═════ Records provided
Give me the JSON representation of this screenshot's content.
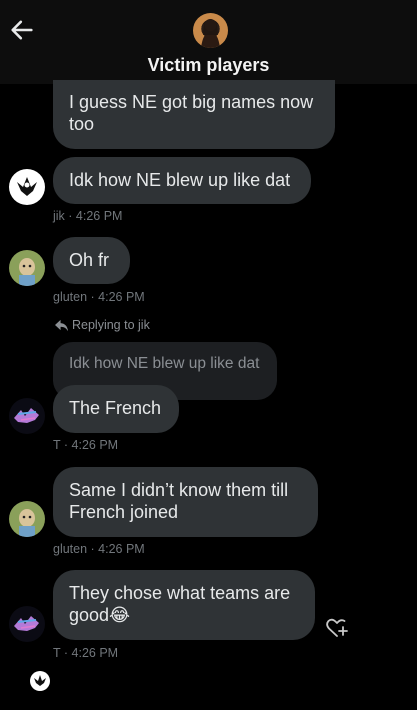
{
  "header": {
    "title": "Victim players",
    "back_icon": "arrow-left-icon",
    "avatar_icon": "group-avatar"
  },
  "messages": [
    {
      "text": "I guess NE got big names now too"
    },
    {
      "text": "Idk how NE blew up like dat",
      "sender": "jik",
      "time": "4:26 PM"
    },
    {
      "text": "Oh fr",
      "sender": "gluten",
      "time": "4:26 PM"
    },
    {
      "reply_label": "Replying to jik",
      "quoted_text": "Idk how NE blew up like dat",
      "text": "The French",
      "sender": "T",
      "time": "4:26 PM"
    },
    {
      "text": "Same I didn’t know them till French joined",
      "sender": "gluten",
      "time": "4:26 PM"
    },
    {
      "text": "They chose what teams are good😂",
      "sender": "T",
      "time": "4:26 PM"
    }
  ],
  "icons": {
    "reaction": "heart-plus-icon",
    "reply": "reply-arrow-icon",
    "bottom": "avatar-small-icon"
  },
  "colors": {
    "background": "#000000",
    "bubble": "#2f3336",
    "meta_text": "#71767b"
  }
}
══════════
» **Requirement**:
Looking at the records above, say how many lines hold the string "blew". Write nothing but the number.

» **Solved exercise**:
2